▶ **Task to complete**:
Each entry must be reproduced precisely as it stands.

|---|

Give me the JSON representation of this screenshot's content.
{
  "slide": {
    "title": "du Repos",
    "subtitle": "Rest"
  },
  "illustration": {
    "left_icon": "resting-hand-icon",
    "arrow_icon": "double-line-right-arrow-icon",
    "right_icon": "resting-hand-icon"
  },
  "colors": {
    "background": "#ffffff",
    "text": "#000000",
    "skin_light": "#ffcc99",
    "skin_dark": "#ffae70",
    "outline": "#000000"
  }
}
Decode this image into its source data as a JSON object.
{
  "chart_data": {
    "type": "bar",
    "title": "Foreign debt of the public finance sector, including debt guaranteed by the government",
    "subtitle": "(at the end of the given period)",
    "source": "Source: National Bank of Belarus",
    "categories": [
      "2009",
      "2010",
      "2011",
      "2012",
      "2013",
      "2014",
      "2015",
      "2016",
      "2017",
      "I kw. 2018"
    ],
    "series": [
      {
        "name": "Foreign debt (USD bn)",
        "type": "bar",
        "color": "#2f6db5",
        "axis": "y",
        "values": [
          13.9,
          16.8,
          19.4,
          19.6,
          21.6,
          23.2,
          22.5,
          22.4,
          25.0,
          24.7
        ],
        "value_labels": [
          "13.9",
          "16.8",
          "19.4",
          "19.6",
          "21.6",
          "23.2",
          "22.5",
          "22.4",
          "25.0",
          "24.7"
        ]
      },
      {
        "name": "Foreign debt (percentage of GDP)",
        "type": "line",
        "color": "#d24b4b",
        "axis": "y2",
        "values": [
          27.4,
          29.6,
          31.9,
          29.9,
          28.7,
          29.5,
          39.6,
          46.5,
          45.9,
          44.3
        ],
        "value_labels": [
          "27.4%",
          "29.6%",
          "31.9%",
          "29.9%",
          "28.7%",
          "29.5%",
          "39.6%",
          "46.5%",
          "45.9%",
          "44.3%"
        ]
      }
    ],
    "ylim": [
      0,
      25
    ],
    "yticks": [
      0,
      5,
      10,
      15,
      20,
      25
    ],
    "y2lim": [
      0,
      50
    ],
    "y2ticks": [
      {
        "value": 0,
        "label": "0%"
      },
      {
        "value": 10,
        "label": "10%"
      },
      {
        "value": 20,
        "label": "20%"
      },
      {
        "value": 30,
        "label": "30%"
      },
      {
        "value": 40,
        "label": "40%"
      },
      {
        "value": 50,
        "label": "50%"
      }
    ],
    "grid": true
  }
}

|---|

▶ **In response**:
Give me the JSON representation of this screenshot's content.
{
  "slide": {
    "title": "du Repos",
    "subtitle": "Rest"
  },
  "illustration": {
    "left_icon": "resting-hand-icon",
    "arrow_icon": "double-line-right-arrow-icon",
    "right_icon": "resting-hand-icon"
  },
  "colors": {
    "background": "#ffffff",
    "text": "#000000",
    "skin_light": "#ffcc99",
    "skin_dark": "#ffae70",
    "outline": "#000000"
  }
}
Decode this image into its source data as a JSON object.
{
  "chart_data": {
    "type": "bar",
    "title": "Foreign debt of the public finance sector, including debt guaranteed by the government",
    "subtitle": "(at the end of the given period)",
    "source": "Source: National Bank of Belarus",
    "categories": [
      "2009",
      "2010",
      "2011",
      "2012",
      "2013",
      "2014",
      "2015",
      "2016",
      "2017",
      "I kw. 2018"
    ],
    "series": [
      {
        "name": "Foreign debt (USD bn)",
        "type": "bar",
        "color": "#2f6db5",
        "axis": "y",
        "values": [
          13.9,
          16.8,
          19.4,
          19.6,
          21.6,
          23.2,
          22.5,
          22.4,
          25.0,
          24.7
        ],
        "value_labels": [
          "13.9",
          "16.8",
          "19.4",
          "19.6",
          "21.6",
          "23.2",
          "22.5",
          "22.4",
          "25.0",
          "24.7"
        ]
      },
      {
        "name": "Foreign debt (percentage of GDP)",
        "type": "line",
        "color": "#d24b4b",
        "axis": "y2",
        "values": [
          27.4,
          29.6,
          31.9,
          29.9,
          28.7,
          29.5,
          39.6,
          46.5,
          45.9,
          44.3
        ],
        "value_labels": [
          "27.4%",
          "29.6%",
          "31.9%",
          "29.9%",
          "28.7%",
          "29.5%",
          "39.6%",
          "46.5%",
          "45.9%",
          "44.3%"
        ]
      }
    ],
    "ylim": [
      0,
      25
    ],
    "yticks": [
      0,
      5,
      10,
      15,
      20,
      25
    ],
    "y2lim": [
      0,
      50
    ],
    "y2ticks": [
      {
        "value": 0,
        "label": "0%"
      },
      {
        "value": 10,
        "label": "10%"
      },
      {
        "value": 20,
        "label": "20%"
      },
      {
        "value": 30,
        "label": "30%"
      },
      {
        "value": 40,
        "label": "40%"
      },
      {
        "value": 50,
        "label": "50%"
      }
    ],
    "grid": true
  }
}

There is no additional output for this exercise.